(PROBLEM DESCRIPTION): Without including any images, repeat the data exactly.

(INPUT FOR THIS TASK):
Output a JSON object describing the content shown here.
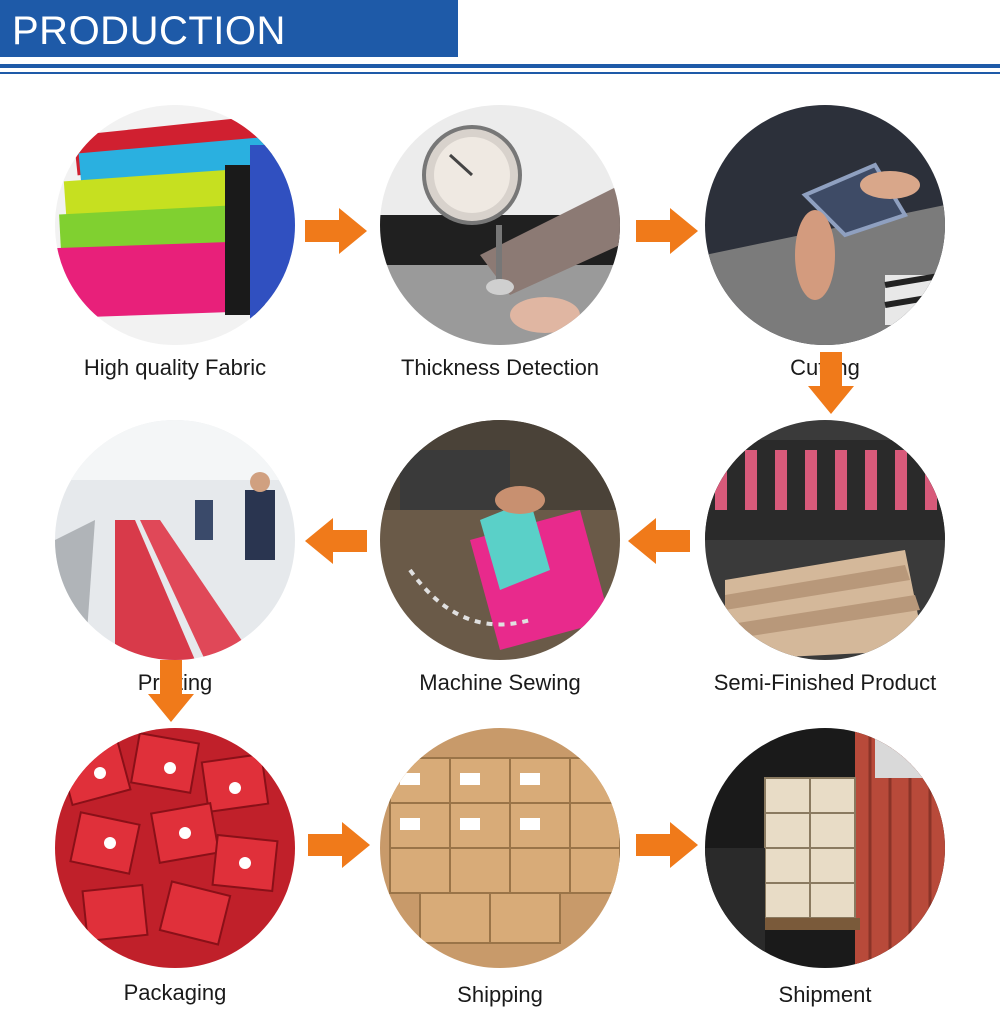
{
  "header": {
    "title": "PRODUCTION PROCES"
  },
  "steps": [
    {
      "label": "High quality Fabric"
    },
    {
      "label": "Thickness Detection"
    },
    {
      "label": "Cutting"
    },
    {
      "label": "Semi-Finished Product"
    },
    {
      "label": "Machine Sewing"
    },
    {
      "label": "Printing"
    },
    {
      "label": "Packaging"
    },
    {
      "label": "Shipping"
    },
    {
      "label": "Shipment"
    }
  ],
  "colors": {
    "header": "#1e5aa8",
    "arrow": "#f07a1a"
  }
}
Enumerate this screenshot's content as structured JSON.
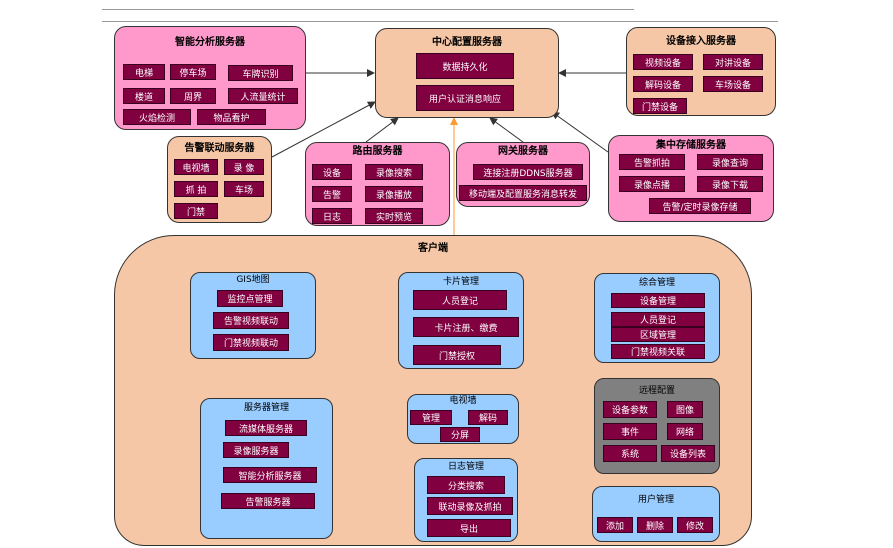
{
  "colors": {
    "pink": "#ff99cc",
    "tan": "#f6c7a6",
    "blue": "#99ccff",
    "gray": "#808080",
    "button": "#800040",
    "arrow_orange": "#ff9933",
    "arrow_black": "#333333"
  },
  "smart": {
    "title": "智能分析服务器",
    "items": [
      "电梯",
      "停车场",
      "车牌识别",
      "楼道",
      "周界",
      "人流量统计",
      "火焰检测",
      "物品看护"
    ]
  },
  "center": {
    "title": "中心配置服务器",
    "items": [
      "数据持久化",
      "用户认证消息响应"
    ]
  },
  "access": {
    "title": "设备接入服务器",
    "items": [
      "视频设备",
      "对讲设备",
      "解码设备",
      "车场设备",
      "门禁设备"
    ]
  },
  "alarm": {
    "title": "告警联动服务器",
    "items": [
      "电视墙",
      "录 像",
      "抓 拍",
      "车场",
      "门禁"
    ]
  },
  "routing": {
    "title": "路由服务器",
    "items": [
      "设备",
      "录像搜索",
      "告警",
      "录像播放",
      "日志",
      "实时预览"
    ]
  },
  "gateway": {
    "title": "网关服务器",
    "items": [
      "连接注册DDNS服务器",
      "移动端及配置服务消息转发"
    ]
  },
  "storage": {
    "title": "集中存储服务器",
    "items": [
      "告警抓拍",
      "录像查询",
      "录像点播",
      "录像下载",
      "告警/定时录像存储"
    ]
  },
  "client": {
    "title": "客户端"
  },
  "gis": {
    "title": "GIS地图",
    "items": [
      "监控点管理",
      "告警视频联动",
      "门禁视频联动"
    ]
  },
  "card": {
    "title": "卡片管理",
    "items": [
      "人员登记",
      "卡片注册、缴费",
      "门禁授权"
    ]
  },
  "general": {
    "title": "综合管理",
    "items": [
      "设备管理",
      "人员登记",
      "区域管理",
      "门禁视频关联"
    ]
  },
  "servermgmt": {
    "title": "服务器管理",
    "items": [
      "流媒体服务器",
      "录像服务器",
      "智能分析服务器",
      "告警服务器"
    ]
  },
  "tvwall": {
    "title": "电视墙",
    "items": [
      "管理",
      "解码",
      "分屏"
    ]
  },
  "remote": {
    "title": "远程配置",
    "items": [
      "设备参数",
      "图像",
      "事件",
      "网络",
      "系统",
      "设备列表"
    ]
  },
  "log": {
    "title": "日志管理",
    "items": [
      "分类搜索",
      "联动录像及抓拍",
      "导出"
    ]
  },
  "user": {
    "title": "用户管理",
    "items": [
      "添加",
      "删除",
      "修改"
    ]
  }
}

(ANSWER IN FULL):
Output a JSON object describing the content shown here.
{
  "header": {
    "title": "PRODUCTION PROCES"
  },
  "steps": [
    {
      "label": "High quality Fabric"
    },
    {
      "label": "Thickness Detection"
    },
    {
      "label": "Cutting"
    },
    {
      "label": "Semi-Finished Product"
    },
    {
      "label": "Machine Sewing"
    },
    {
      "label": "Printing"
    },
    {
      "label": "Packaging"
    },
    {
      "label": "Shipping"
    },
    {
      "label": "Shipment"
    }
  ],
  "colors": {
    "header": "#1e5aa8",
    "arrow": "#f07a1a"
  }
}
Enumerate this screenshot's content as structured JSON.
{
  "colors": {
    "pink": "#ff99cc",
    "tan": "#f6c7a6",
    "blue": "#99ccff",
    "gray": "#808080",
    "button": "#800040",
    "arrow_orange": "#ff9933",
    "arrow_black": "#333333"
  },
  "smart": {
    "title": "智能分析服务器",
    "items": [
      "电梯",
      "停车场",
      "车牌识别",
      "楼道",
      "周界",
      "人流量统计",
      "火焰检测",
      "物品看护"
    ]
  },
  "center": {
    "title": "中心配置服务器",
    "items": [
      "数据持久化",
      "用户认证消息响应"
    ]
  },
  "access": {
    "title": "设备接入服务器",
    "items": [
      "视频设备",
      "对讲设备",
      "解码设备",
      "车场设备",
      "门禁设备"
    ]
  },
  "alarm": {
    "title": "告警联动服务器",
    "items": [
      "电视墙",
      "录 像",
      "抓 拍",
      "车场",
      "门禁"
    ]
  },
  "routing": {
    "title": "路由服务器",
    "items": [
      "设备",
      "录像搜索",
      "告警",
      "录像播放",
      "日志",
      "实时预览"
    ]
  },
  "gateway": {
    "title": "网关服务器",
    "items": [
      "连接注册DDNS服务器",
      "移动端及配置服务消息转发"
    ]
  },
  "storage": {
    "title": "集中存储服务器",
    "items": [
      "告警抓拍",
      "录像查询",
      "录像点播",
      "录像下载",
      "告警/定时录像存储"
    ]
  },
  "client": {
    "title": "客户端"
  },
  "gis": {
    "title": "GIS地图",
    "items": [
      "监控点管理",
      "告警视频联动",
      "门禁视频联动"
    ]
  },
  "card": {
    "title": "卡片管理",
    "items": [
      "人员登记",
      "卡片注册、缴费",
      "门禁授权"
    ]
  },
  "general": {
    "title": "综合管理",
    "items": [
      "设备管理",
      "人员登记",
      "区域管理",
      "门禁视频关联"
    ]
  },
  "servermgmt": {
    "title": "服务器管理",
    "items": [
      "流媒体服务器",
      "录像服务器",
      "智能分析服务器",
      "告警服务器"
    ]
  },
  "tvwall": {
    "title": "电视墙",
    "items": [
      "管理",
      "解码",
      "分屏"
    ]
  },
  "remote": {
    "title": "远程配置",
    "items": [
      "设备参数",
      "图像",
      "事件",
      "网络",
      "系统",
      "设备列表"
    ]
  },
  "log": {
    "title": "日志管理",
    "items": [
      "分类搜索",
      "联动录像及抓拍",
      "导出"
    ]
  },
  "user": {
    "title": "用户管理",
    "items": [
      "添加",
      "删除",
      "修改"
    ]
  }
}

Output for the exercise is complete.